• [Your instructions] Extract each line from the entries below that has the string "JSON" in it.

• [Data extract]
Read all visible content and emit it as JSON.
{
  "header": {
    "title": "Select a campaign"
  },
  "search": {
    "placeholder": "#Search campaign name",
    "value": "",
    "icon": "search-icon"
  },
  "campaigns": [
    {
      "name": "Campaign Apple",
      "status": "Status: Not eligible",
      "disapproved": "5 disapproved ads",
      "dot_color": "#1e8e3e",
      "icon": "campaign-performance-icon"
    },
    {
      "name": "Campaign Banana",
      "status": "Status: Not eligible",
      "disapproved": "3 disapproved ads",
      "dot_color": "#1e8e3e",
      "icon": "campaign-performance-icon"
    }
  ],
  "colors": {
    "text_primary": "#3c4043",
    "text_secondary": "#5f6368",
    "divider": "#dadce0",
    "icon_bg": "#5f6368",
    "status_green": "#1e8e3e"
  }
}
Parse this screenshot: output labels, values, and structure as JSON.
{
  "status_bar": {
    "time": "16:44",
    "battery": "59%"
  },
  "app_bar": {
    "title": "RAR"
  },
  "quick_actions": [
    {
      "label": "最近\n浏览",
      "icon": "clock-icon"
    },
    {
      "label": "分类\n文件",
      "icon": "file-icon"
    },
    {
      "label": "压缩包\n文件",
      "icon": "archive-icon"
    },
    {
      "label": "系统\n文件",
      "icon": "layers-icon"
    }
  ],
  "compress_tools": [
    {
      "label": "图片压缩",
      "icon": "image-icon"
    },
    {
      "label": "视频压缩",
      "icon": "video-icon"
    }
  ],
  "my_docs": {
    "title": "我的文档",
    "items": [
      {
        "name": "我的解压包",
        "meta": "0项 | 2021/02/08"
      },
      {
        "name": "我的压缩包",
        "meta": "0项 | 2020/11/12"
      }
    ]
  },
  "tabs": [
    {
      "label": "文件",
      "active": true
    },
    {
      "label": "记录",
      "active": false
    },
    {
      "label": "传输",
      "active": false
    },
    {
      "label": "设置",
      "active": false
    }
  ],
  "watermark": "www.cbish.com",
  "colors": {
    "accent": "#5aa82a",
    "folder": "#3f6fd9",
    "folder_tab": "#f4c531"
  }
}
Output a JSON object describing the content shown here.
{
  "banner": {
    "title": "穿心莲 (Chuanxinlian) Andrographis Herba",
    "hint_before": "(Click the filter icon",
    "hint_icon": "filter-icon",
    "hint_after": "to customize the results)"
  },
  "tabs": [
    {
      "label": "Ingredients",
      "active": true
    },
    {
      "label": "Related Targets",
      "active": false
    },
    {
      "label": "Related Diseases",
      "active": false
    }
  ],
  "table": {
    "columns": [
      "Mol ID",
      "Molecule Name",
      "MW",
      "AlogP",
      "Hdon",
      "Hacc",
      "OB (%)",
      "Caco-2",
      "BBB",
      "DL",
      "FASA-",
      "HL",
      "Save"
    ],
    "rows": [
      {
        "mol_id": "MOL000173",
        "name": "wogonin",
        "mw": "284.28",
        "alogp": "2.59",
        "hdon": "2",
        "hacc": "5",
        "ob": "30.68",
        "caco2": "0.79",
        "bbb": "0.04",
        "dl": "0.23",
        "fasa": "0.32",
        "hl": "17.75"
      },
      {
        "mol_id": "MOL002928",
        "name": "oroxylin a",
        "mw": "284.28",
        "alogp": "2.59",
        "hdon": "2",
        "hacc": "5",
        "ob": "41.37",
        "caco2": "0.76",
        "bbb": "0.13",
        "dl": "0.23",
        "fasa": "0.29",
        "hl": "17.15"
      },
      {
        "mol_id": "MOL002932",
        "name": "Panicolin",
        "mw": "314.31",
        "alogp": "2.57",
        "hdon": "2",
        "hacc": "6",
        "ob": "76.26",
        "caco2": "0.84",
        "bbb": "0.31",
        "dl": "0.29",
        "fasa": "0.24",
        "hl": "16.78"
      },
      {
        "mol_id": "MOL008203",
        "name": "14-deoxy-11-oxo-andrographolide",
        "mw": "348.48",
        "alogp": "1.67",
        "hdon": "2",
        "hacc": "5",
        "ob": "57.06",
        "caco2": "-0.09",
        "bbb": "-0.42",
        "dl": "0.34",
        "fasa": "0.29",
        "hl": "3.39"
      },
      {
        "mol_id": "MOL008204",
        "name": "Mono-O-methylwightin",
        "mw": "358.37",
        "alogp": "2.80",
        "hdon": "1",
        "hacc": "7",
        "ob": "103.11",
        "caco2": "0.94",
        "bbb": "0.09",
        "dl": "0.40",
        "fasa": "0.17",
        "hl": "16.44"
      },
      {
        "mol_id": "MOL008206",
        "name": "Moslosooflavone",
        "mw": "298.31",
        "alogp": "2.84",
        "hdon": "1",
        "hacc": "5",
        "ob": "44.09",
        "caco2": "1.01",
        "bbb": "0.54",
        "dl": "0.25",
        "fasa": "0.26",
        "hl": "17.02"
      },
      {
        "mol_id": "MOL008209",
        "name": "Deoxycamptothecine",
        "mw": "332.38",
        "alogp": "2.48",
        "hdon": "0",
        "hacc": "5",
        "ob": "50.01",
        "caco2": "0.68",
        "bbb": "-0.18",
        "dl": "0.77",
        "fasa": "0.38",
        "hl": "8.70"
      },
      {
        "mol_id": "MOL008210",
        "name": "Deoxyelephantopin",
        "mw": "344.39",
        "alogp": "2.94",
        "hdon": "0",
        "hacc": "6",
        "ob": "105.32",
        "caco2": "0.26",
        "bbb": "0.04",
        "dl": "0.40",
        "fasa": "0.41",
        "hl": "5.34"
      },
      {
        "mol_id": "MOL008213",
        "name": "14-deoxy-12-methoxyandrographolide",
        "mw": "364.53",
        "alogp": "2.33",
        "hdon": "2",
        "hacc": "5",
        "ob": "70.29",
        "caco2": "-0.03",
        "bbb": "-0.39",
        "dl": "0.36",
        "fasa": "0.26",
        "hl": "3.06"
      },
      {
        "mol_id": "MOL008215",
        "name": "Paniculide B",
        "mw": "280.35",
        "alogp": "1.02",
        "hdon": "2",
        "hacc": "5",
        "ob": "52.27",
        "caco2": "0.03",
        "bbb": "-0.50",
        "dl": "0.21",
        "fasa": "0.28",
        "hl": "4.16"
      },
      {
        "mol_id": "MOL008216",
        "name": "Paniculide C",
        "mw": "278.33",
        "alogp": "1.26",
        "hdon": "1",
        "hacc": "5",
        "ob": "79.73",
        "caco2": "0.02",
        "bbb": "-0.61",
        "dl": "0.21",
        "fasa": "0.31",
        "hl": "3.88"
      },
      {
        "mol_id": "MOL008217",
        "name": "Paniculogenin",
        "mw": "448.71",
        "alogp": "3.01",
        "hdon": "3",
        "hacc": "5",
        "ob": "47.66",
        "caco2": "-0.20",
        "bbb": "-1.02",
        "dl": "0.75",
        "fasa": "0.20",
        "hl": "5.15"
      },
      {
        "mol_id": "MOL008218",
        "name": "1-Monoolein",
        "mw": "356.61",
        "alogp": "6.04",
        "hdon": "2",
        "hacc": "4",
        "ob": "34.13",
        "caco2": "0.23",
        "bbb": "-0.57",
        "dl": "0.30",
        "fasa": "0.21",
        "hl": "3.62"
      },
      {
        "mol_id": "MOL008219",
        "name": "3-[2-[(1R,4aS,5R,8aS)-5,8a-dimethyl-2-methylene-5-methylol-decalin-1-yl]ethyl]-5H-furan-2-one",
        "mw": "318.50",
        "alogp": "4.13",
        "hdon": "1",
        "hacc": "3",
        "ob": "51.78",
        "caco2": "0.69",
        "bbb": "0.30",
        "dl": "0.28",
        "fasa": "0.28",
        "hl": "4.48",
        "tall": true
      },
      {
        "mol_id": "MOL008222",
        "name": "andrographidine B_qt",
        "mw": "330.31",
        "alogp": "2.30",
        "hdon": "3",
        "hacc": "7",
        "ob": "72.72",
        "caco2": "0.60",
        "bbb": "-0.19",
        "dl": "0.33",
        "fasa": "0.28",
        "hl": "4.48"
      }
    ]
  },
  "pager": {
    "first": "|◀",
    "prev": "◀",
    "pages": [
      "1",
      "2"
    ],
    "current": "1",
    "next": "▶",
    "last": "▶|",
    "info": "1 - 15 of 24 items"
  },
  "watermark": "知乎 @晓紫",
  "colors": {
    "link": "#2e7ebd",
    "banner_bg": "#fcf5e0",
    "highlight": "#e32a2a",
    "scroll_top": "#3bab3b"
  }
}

• [Task solution]
Read all visible content and emit it as JSON.
Parse this screenshot: output labels, values, and structure as JSON.
Output a JSON object describing the content shown here.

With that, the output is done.